Exercise prompt – Reproduce each of the lines word for word.

Records to process –
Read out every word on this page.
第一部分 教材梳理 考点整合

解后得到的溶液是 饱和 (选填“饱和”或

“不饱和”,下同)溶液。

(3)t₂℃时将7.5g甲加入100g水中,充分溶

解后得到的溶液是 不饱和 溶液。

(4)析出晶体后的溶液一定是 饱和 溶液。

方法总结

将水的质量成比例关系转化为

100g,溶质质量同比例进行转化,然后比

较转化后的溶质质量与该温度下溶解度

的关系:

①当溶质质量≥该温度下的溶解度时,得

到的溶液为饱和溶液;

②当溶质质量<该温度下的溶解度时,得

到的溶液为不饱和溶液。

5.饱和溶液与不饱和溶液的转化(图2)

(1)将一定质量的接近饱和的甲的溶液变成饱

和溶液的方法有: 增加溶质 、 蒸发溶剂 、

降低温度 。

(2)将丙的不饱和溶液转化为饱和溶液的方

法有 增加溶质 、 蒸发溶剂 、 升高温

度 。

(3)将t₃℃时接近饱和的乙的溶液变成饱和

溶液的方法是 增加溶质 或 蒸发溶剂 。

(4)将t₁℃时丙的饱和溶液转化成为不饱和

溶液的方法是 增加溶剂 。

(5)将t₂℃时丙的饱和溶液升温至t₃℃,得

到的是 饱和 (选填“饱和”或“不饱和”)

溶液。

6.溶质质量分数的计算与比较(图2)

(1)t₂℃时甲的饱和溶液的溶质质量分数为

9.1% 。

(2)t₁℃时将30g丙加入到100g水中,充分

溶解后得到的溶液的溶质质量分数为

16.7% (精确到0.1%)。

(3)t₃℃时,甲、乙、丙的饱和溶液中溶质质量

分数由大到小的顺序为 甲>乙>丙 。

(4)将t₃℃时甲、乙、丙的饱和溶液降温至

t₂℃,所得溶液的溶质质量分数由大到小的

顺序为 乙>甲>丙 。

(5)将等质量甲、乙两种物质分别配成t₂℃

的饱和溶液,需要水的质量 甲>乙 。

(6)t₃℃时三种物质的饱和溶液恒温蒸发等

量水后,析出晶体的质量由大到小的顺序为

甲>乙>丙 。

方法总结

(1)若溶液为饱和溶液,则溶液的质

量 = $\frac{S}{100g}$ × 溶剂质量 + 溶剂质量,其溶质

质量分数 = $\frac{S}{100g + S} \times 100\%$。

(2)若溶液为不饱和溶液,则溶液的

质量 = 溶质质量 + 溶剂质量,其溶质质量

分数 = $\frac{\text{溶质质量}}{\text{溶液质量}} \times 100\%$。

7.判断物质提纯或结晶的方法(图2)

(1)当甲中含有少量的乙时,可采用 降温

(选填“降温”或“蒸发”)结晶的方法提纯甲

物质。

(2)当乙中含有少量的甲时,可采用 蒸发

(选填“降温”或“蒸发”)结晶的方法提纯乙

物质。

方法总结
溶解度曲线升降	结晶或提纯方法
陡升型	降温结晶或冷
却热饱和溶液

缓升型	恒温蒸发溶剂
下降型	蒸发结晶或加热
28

Correct output –
Read out every word on this page.
第一部分 教材梳理 考点整合

解后得到的溶液是 饱和 (选填“饱和”或

“不饱和”,下同)溶液。

(3)t₂℃时将7.5g甲加入100g水中,充分溶

解后得到的溶液是 不饱和 溶液。

(4)析出晶体后的溶液一定是 饱和 溶液。

方法总结

将水的质量成比例关系转化为

100g,溶质质量同比例进行转化,然后比

较转化后的溶质质量与该温度下溶解度

的关系:

①当溶质质量≥该温度下的溶解度时,得

到的溶液为饱和溶液;

②当溶质质量<该温度下的溶解度时,得

到的溶液为不饱和溶液。

5.饱和溶液与不饱和溶液的转化(图2)

(1)将一定质量的接近饱和的甲的溶液变成饱

和溶液的方法有: 增加溶质 、 蒸发溶剂 、

降低温度 。

(2)将丙的不饱和溶液转化为饱和溶液的方

法有 增加溶质 、 蒸发溶剂 、 升高温

度 。

(3)将t₃℃时接近饱和的乙的溶液变成饱和

溶液的方法是 增加溶质 或 蒸发溶剂 。

(4)将t₁℃时丙的饱和溶液转化成为不饱和

溶液的方法是 增加溶剂 。

(5)将t₂℃时丙的饱和溶液升温至t₃℃,得

到的是 饱和 (选填“饱和”或“不饱和”)

溶液。

6.溶质质量分数的计算与比较(图2)

(1)t₂℃时甲的饱和溶液的溶质质量分数为

9.1% 。

(2)t₁℃时将30g丙加入到100g水中,充分

溶解后得到的溶液的溶质质量分数为

16.7% (精确到0.1%)。

(3)t₃℃时,甲、乙、丙的饱和溶液中溶质质量

分数由大到小的顺序为 甲>乙>丙 。

(4)将t₃℃时甲、乙、丙的饱和溶液降温至

t₂℃,所得溶液的溶质质量分数由大到小的

顺序为 乙>甲>丙 。

(5)将等质量甲、乙两种物质分别配成t₂℃

的饱和溶液,需要水的质量 甲>乙 。

(6)t₃℃时三种物质的饱和溶液恒温蒸发等

量水后,析出晶体的质量由大到小的顺序为

甲>乙>丙 。

方法总结

(1)若溶液为饱和溶液,则溶液的质

量 = $\frac{S}{100g}$ × 溶剂质量 + 溶剂质量,其溶质

质量分数 = $\frac{S}{100g + S} \times 100\%$。

(2)若溶液为不饱和溶液,则溶液的

质量 = 溶质质量 + 溶剂质量,其溶质质量

分数 = $\frac{\text{溶质质量}}{\text{溶液质量}} \times 100\%$。

7.判断物质提纯或结晶的方法(图2)

(1)当甲中含有少量的乙时,可采用 降温

(选填“降温”或“蒸发”)结晶的方法提纯甲

物质。

(2)当乙中含有少量的甲时,可采用 蒸发

(选填“降温”或“蒸发”)结晶的方法提纯乙

物质。

方法总结
溶解度曲线升降	结晶或提纯方法
陡升型	降温结晶或冷
却热饱和溶液

缓升型	恒温蒸发溶剂
下降型	蒸发结晶或加热
28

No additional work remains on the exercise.